(Entries from a dataset)
******

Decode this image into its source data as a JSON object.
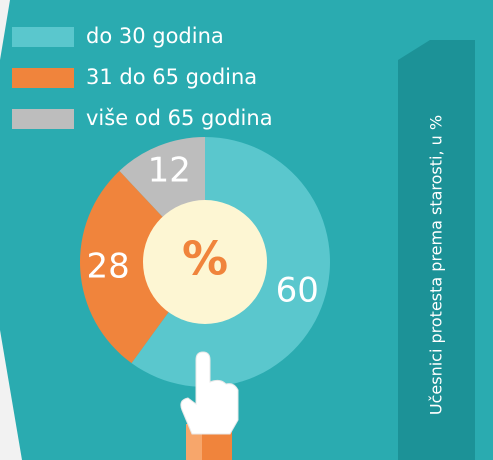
{
  "chart_data": {
    "type": "pie",
    "title": "Učesnici protesta prema starosti, u %",
    "center_label": "%",
    "categories": [
      "do 30 godina",
      "31 do 65 godina",
      "više od 65 godina"
    ],
    "values": [
      60,
      28,
      12
    ],
    "colors": [
      "#5ac7cd",
      "#f0843c",
      "#bdbdbd"
    ]
  }
}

******

> **EXERCISE PROMPT**:
Print each record exactly as it stands, leaving the images out.

> **EXERCISE RESPONSE**:
Decode this image into its source data as a JSON object.
{
  "chart_data": {
    "type": "pie",
    "title": "Učesnici protesta prema starosti, u %",
    "center_label": "%",
    "categories": [
      "do 30 godina",
      "31 do 65 godina",
      "više od 65 godina"
    ],
    "values": [
      60,
      28,
      12
    ],
    "colors": [
      "#5ac7cd",
      "#f0843c",
      "#bdbdbd"
    ]
  }
}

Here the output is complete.